RECORD LIST =
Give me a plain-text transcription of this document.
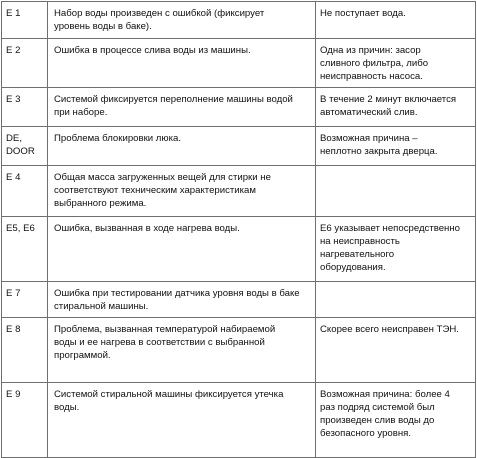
E 1	Набор воды произведен с ошибкой (фиксирует
уровень воды в баке).	Не поступает вода.
E 2	Ошибка в процессе слива воды из машины.	Одна из причин: засор
сливного фильтра, либо
неисправность насоса.
E 3	Системой фиксируется переполнение машины водой
при наборе.	В течение 2 минут включается
автоматический слив.
DE,
DOOR	Проблема блокировки люка.	Возможная причина –
неплотно закрыта дверца.
E 4	Общая масса загруженных вещей для стирки не
соответствуют техническим характеристикам
выбранного режима.	
E5, E6	Ошибка, вызванная в ходе нагрева воды.	E6 указывает непосредственно
на неисправность
нагревательного
оборудования.
E 7	Ошибка при тестировании датчика уровня воды в баке
стиральной машины.	
E 8	Проблема, вызванная температурой набираемой
воды и ее нагрева в соответствии с выбранной
программой.	Скорее всего неисправен ТЭН.
E 9	Системой стиральной машины фиксируется утечка
воды.	Возможная причина: более 4
раз подряд системой был
произведен слив воды до
безопасного уровня.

WHAT IS REQUIRED = Quote the preceding records in their entirety, excluding every picture.

WRITTEN ANSWER =
Give me a plain-text transcription of this document.
E 1	Набор воды произведен с ошибкой (фиксирует
уровень воды в баке).	Не поступает вода.
E 2	Ошибка в процессе слива воды из машины.	Одна из причин: засор
сливного фильтра, либо
неисправность насоса.
E 3	Системой фиксируется переполнение машины водой
при наборе.	В течение 2 минут включается
автоматический слив.
DE,
DOOR	Проблема блокировки люка.	Возможная причина –
неплотно закрыта дверца.
E 4	Общая масса загруженных вещей для стирки не
соответствуют техническим характеристикам
выбранного режима.	
E5, E6	Ошибка, вызванная в ходе нагрева воды.	E6 указывает непосредственно
на неисправность
нагревательного
оборудования.
E 7	Ошибка при тестировании датчика уровня воды в баке
стиральной машины.	
E 8	Проблема, вызванная температурой набираемой
воды и ее нагрева в соответствии с выбранной
программой.	Скорее всего неисправен ТЭН.
E 9	Системой стиральной машины фиксируется утечка
воды.	Возможная причина: более 4
раз подряд системой был
произведен слив воды до
безопасного уровня.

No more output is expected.